(Figure collection entries)
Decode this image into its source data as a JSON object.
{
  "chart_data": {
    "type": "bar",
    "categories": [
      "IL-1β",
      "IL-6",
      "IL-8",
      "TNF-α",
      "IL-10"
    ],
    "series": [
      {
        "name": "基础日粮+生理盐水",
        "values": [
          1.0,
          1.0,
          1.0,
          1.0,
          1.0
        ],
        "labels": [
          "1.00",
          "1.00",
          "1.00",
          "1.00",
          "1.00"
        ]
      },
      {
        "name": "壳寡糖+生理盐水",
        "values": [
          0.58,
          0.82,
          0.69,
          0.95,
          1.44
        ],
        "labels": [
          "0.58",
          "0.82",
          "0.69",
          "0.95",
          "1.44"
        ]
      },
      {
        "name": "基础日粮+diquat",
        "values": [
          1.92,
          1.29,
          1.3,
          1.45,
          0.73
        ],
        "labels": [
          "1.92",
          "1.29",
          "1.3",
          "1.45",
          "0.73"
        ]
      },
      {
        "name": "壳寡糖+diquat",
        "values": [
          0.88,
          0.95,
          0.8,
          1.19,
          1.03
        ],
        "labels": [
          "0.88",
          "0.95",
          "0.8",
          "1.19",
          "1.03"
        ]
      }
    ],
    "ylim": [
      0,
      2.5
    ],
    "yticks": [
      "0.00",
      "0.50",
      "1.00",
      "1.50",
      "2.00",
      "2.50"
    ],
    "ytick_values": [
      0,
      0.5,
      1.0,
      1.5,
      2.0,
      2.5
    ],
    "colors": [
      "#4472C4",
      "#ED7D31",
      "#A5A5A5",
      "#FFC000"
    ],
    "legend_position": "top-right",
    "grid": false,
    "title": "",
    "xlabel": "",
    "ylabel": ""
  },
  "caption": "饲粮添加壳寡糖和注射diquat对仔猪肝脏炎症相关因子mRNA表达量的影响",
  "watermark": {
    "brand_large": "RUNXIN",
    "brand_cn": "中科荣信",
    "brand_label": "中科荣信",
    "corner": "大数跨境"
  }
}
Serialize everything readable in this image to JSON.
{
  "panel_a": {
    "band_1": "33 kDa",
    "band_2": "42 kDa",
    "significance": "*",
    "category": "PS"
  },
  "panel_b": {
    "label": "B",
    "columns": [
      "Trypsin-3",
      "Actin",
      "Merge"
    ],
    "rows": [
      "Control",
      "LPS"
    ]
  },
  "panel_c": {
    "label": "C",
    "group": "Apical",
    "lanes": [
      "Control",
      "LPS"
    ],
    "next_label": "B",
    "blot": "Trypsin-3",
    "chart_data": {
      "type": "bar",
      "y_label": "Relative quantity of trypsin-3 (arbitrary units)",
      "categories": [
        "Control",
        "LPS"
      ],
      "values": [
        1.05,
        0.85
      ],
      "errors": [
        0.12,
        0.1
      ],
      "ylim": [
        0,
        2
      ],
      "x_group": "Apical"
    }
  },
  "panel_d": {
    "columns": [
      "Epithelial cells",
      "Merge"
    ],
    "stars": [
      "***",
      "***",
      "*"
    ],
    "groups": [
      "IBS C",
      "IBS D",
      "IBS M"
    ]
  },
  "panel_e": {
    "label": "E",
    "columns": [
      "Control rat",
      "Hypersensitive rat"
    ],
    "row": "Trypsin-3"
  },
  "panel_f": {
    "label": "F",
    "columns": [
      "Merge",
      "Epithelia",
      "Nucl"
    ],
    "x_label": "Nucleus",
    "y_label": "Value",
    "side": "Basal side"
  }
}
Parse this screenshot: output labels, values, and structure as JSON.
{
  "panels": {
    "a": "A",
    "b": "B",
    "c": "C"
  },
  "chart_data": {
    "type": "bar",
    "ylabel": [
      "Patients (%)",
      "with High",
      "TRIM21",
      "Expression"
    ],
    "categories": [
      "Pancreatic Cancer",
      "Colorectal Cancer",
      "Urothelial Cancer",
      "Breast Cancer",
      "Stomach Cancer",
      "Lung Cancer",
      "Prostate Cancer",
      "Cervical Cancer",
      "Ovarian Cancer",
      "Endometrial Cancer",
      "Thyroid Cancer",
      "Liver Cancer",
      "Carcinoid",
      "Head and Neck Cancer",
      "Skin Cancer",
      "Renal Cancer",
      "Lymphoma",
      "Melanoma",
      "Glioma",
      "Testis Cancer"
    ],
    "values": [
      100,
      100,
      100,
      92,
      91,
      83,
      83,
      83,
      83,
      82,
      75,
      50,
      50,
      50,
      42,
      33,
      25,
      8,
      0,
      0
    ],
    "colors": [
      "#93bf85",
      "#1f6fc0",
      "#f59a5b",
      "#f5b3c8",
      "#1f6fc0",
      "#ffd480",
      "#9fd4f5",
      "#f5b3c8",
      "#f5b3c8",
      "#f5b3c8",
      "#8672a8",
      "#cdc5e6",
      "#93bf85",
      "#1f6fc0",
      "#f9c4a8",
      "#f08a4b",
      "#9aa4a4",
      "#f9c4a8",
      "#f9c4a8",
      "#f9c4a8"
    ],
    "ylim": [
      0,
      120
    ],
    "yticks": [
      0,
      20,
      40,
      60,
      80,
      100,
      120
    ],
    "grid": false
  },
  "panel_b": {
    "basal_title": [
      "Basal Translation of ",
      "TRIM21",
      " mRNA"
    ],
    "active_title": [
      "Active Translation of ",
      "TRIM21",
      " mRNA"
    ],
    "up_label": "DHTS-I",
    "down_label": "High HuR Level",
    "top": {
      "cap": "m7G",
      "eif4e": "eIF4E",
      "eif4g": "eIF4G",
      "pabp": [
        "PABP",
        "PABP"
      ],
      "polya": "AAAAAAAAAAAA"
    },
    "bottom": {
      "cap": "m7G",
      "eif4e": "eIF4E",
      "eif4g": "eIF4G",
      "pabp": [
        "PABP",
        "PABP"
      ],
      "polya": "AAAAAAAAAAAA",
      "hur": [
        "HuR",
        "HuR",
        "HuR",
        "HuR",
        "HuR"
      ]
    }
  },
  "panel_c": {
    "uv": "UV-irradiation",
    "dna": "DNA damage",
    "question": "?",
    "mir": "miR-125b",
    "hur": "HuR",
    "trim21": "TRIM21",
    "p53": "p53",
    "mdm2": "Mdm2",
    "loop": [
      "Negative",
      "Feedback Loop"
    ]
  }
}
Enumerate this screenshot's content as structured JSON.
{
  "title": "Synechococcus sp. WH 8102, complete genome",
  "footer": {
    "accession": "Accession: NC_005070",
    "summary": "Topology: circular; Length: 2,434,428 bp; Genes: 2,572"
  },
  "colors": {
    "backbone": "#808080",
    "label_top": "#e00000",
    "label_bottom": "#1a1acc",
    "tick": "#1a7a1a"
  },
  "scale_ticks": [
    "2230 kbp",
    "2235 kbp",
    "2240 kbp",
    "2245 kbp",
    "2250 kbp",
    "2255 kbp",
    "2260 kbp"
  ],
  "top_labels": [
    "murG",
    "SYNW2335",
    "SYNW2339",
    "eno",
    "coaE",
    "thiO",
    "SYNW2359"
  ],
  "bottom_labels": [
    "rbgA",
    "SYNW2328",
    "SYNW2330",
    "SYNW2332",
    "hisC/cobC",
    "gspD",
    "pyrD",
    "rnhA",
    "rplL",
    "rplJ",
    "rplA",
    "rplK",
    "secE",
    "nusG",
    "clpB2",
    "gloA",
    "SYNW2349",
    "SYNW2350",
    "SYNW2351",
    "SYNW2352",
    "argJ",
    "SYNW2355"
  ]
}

WHAT YOU NEED TO DO
Report each line above that includes the string "AAAAAAAAAAAA".

FINISHED EXERCISE
      "polya": "AAAAAAAAAAAA"
      "polya": "AAAAAAAAAAAA",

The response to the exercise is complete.